A faithful copy of the whole listing is the goal. Match it exactly.
┄┄┄┄┄┄
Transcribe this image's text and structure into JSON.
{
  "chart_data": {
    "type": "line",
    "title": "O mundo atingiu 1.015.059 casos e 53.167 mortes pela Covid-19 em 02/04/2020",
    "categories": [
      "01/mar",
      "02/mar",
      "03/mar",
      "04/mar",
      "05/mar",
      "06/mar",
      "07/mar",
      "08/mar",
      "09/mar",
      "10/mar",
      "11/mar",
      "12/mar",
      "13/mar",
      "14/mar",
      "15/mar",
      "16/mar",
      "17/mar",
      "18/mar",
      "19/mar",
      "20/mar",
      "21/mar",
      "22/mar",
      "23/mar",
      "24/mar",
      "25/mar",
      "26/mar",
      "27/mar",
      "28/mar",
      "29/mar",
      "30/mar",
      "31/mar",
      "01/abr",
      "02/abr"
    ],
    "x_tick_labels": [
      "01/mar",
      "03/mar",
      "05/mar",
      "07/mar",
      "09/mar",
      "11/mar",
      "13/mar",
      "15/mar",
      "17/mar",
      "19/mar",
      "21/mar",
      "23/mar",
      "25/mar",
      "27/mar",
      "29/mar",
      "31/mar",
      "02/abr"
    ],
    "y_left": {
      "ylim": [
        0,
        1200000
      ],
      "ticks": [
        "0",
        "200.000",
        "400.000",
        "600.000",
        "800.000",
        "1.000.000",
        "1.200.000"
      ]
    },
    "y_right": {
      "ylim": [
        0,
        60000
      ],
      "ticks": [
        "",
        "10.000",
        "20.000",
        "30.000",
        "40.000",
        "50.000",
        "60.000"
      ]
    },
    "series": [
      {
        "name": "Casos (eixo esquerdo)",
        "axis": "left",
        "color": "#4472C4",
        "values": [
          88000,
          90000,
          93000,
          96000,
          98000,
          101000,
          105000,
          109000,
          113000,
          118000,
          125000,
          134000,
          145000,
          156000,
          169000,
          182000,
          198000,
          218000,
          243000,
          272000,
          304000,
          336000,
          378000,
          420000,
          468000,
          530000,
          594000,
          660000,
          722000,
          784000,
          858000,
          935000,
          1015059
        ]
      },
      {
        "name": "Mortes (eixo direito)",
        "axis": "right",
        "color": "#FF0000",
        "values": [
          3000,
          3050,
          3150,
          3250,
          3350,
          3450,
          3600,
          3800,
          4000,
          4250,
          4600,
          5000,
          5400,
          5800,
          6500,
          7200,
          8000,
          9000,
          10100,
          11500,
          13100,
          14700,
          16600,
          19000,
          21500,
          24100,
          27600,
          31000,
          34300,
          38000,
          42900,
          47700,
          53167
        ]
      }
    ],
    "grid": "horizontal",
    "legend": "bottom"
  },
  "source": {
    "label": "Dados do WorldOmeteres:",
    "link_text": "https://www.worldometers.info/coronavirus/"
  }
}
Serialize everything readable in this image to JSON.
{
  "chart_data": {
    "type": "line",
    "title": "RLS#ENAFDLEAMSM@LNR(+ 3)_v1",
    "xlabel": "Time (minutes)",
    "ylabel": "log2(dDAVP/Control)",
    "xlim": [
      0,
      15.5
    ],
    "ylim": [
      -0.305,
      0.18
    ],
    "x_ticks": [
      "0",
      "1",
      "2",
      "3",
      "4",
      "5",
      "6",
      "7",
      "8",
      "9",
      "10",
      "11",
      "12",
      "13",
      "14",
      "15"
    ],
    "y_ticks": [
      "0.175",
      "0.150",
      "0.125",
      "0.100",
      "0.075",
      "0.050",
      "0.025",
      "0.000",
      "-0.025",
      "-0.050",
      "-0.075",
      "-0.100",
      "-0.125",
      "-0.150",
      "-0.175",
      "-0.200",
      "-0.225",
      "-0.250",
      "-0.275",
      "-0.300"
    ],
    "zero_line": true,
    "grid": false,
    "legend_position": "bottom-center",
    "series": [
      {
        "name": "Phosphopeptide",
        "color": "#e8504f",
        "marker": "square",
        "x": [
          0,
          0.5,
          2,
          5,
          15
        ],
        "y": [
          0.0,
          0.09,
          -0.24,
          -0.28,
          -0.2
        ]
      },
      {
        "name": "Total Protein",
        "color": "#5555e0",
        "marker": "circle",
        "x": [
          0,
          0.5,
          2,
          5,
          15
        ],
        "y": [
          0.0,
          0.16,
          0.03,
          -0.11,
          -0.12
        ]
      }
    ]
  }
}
┄┄┄┄┄┄
Expected answer:
Transcribe this image's text and structure into JSON.
{
  "chart_data": {
    "type": "line",
    "title": "O mundo atingiu 1.015.059 casos e 53.167 mortes pela Covid-19 em 02/04/2020",
    "categories": [
      "01/mar",
      "02/mar",
      "03/mar",
      "04/mar",
      "05/mar",
      "06/mar",
      "07/mar",
      "08/mar",
      "09/mar",
      "10/mar",
      "11/mar",
      "12/mar",
      "13/mar",
      "14/mar",
      "15/mar",
      "16/mar",
      "17/mar",
      "18/mar",
      "19/mar",
      "20/mar",
      "21/mar",
      "22/mar",
      "23/mar",
      "24/mar",
      "25/mar",
      "26/mar",
      "27/mar",
      "28/mar",
      "29/mar",
      "30/mar",
      "31/mar",
      "01/abr",
      "02/abr"
    ],
    "x_tick_labels": [
      "01/mar",
      "03/mar",
      "05/mar",
      "07/mar",
      "09/mar",
      "11/mar",
      "13/mar",
      "15/mar",
      "17/mar",
      "19/mar",
      "21/mar",
      "23/mar",
      "25/mar",
      "27/mar",
      "29/mar",
      "31/mar",
      "02/abr"
    ],
    "y_left": {
      "ylim": [
        0,
        1200000
      ],
      "ticks": [
        "0",
        "200.000",
        "400.000",
        "600.000",
        "800.000",
        "1.000.000",
        "1.200.000"
      ]
    },
    "y_right": {
      "ylim": [
        0,
        60000
      ],
      "ticks": [
        "",
        "10.000",
        "20.000",
        "30.000",
        "40.000",
        "50.000",
        "60.000"
      ]
    },
    "series": [
      {
        "name": "Casos (eixo esquerdo)",
        "axis": "left",
        "color": "#4472C4",
        "values": [
          88000,
          90000,
          93000,
          96000,
          98000,
          101000,
          105000,
          109000,
          113000,
          118000,
          125000,
          134000,
          145000,
          156000,
          169000,
          182000,
          198000,
          218000,
          243000,
          272000,
          304000,
          336000,
          378000,
          420000,
          468000,
          530000,
          594000,
          660000,
          722000,
          784000,
          858000,
          935000,
          1015059
        ]
      },
      {
        "name": "Mortes (eixo direito)",
        "axis": "right",
        "color": "#FF0000",
        "values": [
          3000,
          3050,
          3150,
          3250,
          3350,
          3450,
          3600,
          3800,
          4000,
          4250,
          4600,
          5000,
          5400,
          5800,
          6500,
          7200,
          8000,
          9000,
          10100,
          11500,
          13100,
          14700,
          16600,
          19000,
          21500,
          24100,
          27600,
          31000,
          34300,
          38000,
          42900,
          47700,
          53167
        ]
      }
    ],
    "grid": "horizontal",
    "legend": "bottom"
  },
  "source": {
    "label": "Dados do WorldOmeteres:",
    "link_text": "https://www.worldometers.info/coronavirus/"
  }
}
Serialize everything readable in this image to JSON.
{
  "chart_data": {
    "type": "line",
    "title": "RLS#ENAFDLEAMSM@LNR(+ 3)_v1",
    "xlabel": "Time (minutes)",
    "ylabel": "log2(dDAVP/Control)",
    "xlim": [
      0,
      15.5
    ],
    "ylim": [
      -0.305,
      0.18
    ],
    "x_ticks": [
      "0",
      "1",
      "2",
      "3",
      "4",
      "5",
      "6",
      "7",
      "8",
      "9",
      "10",
      "11",
      "12",
      "13",
      "14",
      "15"
    ],
    "y_ticks": [
      "0.175",
      "0.150",
      "0.125",
      "0.100",
      "0.075",
      "0.050",
      "0.025",
      "0.000",
      "-0.025",
      "-0.050",
      "-0.075",
      "-0.100",
      "-0.125",
      "-0.150",
      "-0.175",
      "-0.200",
      "-0.225",
      "-0.250",
      "-0.275",
      "-0.300"
    ],
    "zero_line": true,
    "grid": false,
    "legend_position": "bottom-center",
    "series": [
      {
        "name": "Phosphopeptide",
        "color": "#e8504f",
        "marker": "square",
        "x": [
          0,
          0.5,
          2,
          5,
          15
        ],
        "y": [
          0.0,
          0.09,
          -0.24,
          -0.28,
          -0.2
        ]
      },
      {
        "name": "Total Protein",
        "color": "#5555e0",
        "marker": "circle",
        "x": [
          0,
          0.5,
          2,
          5,
          15
        ],
        "y": [
          0.0,
          0.16,
          0.03,
          -0.11,
          -0.12
        ]
      }
    ]
  }
}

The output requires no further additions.